| Testo selezionato |
▼▼▼

Due giovani, di 18 e 20 anni, sono stati raggiunti da un’ordinanza di misura cautelare emessa dal Gip di Catania, su richiesta della Procura Distrettuale, per il brutale pestaggio avvenuto lo scorso 26 aprile all’interno di un fast food in piazza Borsellino, nel capoluogo etneo.
Secondo quanto ricostruito dagli inquirenti, i due – B.S. (classe 2006) e P.C. (classe 2004, già detenuto per altra causa) – sarebbero coinvolti, insieme a un minorenne (per cui procede la Procura per i Minorenni), nell’aggressione ai danni di tre giovani, colpiti con calci, pugni, schiaffi e persino sgabelli lanciati all’interno del locale.
Le vittime – che hanno riportato lesioni con prognosi comprese tra i 7 e i 21 giorni – sarebbero state aggredite per motivi legati all’orientamento sessuale. A scatenare la furia dei tre, infatti, sarebbero stati alcuni discorsi di natura omosessuale tra i ragazzi, giudicati evidentemente “intollerabili” dagli aggressori.
A confermare la matrice omofoba dell’episodio sono state le stesse vittime e diversi testimoni, tra cui una ragazza che, per interrompere il pestaggio, ha spruzzato spray al peperoncino all’interno del locale, rendendo l’aria irrespirabile. Fondamentale anche l’intervento di un operatore ecologico, che ha bloccato uno degli aggressori mentre stava per colpire un ragazzo con un casco.
Le indagini della Squadra Mobile di Catania – coordinate dalla Procura e condotte dalla Sezione “Reati contro la persona, sessuali e in pregiudizio di minori” – hanno consentito di raccogliere gravi indizi di colpevolezza a carico dei due giovani. L’attività investigativa, tradizionale ma capillare, si è basata su testimonianze dirette, riconoscimenti fotografici, immagini di videosorveglianza e dati estratti dai social network.
Al termine delle formalità di rito, i due indagati sono stati sottoposti alla misura dell’obbligo di dimora nel Comune di Catania, con il divieto di uscire di casa tra le 21:00 e le 06:30. Restano a disposizione dell’Autorità Giudiziaria.

▲▲▲

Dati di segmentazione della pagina
▼▼▼

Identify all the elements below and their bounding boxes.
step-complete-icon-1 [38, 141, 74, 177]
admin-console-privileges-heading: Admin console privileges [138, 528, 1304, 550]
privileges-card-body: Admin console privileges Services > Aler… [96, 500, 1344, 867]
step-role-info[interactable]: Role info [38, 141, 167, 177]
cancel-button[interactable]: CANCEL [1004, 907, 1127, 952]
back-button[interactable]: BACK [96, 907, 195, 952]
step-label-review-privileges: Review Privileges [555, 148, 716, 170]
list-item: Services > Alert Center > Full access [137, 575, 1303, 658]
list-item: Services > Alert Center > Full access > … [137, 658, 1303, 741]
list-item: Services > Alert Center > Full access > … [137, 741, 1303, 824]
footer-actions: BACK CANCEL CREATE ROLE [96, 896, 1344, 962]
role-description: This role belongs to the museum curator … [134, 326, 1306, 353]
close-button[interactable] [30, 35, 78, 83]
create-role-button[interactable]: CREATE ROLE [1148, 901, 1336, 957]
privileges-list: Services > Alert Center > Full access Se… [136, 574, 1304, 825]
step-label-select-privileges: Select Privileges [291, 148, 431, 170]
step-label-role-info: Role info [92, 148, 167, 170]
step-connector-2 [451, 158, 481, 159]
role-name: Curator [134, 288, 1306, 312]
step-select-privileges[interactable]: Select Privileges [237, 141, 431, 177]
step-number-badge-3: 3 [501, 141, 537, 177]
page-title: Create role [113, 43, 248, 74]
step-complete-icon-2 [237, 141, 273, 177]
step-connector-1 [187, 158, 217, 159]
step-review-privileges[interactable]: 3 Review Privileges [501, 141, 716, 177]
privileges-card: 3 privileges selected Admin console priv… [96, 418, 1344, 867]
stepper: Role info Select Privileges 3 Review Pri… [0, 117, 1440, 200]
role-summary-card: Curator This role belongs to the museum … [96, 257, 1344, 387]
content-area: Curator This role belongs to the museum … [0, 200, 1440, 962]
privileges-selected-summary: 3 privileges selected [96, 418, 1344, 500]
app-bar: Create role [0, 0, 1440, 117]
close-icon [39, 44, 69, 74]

▲▲▲

| Descrizione del compito |
Per favore, ricopia parola per parola il passo dell'articolo sul pestaggio di Catania da "Le vittime –" a "con un casco.".

| Risultato del compito |
Le vittime – che hanno riportato lesioni con prognosi comprese tra i 7 e i 21 giorni – sarebbero state aggredite per motivi legati all’orientamento sessuale. A scatenare la furia dei tre, infatti, sarebbero stati alcuni discorsi di natura omosessuale tra i ragazzi, giudicati evidentemente “intollerabili” dagli aggressori.
A confermare la matrice omofoba dell’episodio sono state le stesse vittime e diversi testimoni, tra cui una ragazza che, per interrompere il pestaggio, ha spruzzato spray al peperoncino all’interno del locale, rendendo l’aria irrespirabile. Fondamentale anche l’intervento di un operatore ecologico, che ha bloccato uno degli aggressori mentre stava per colpire un ragazzo con un casco.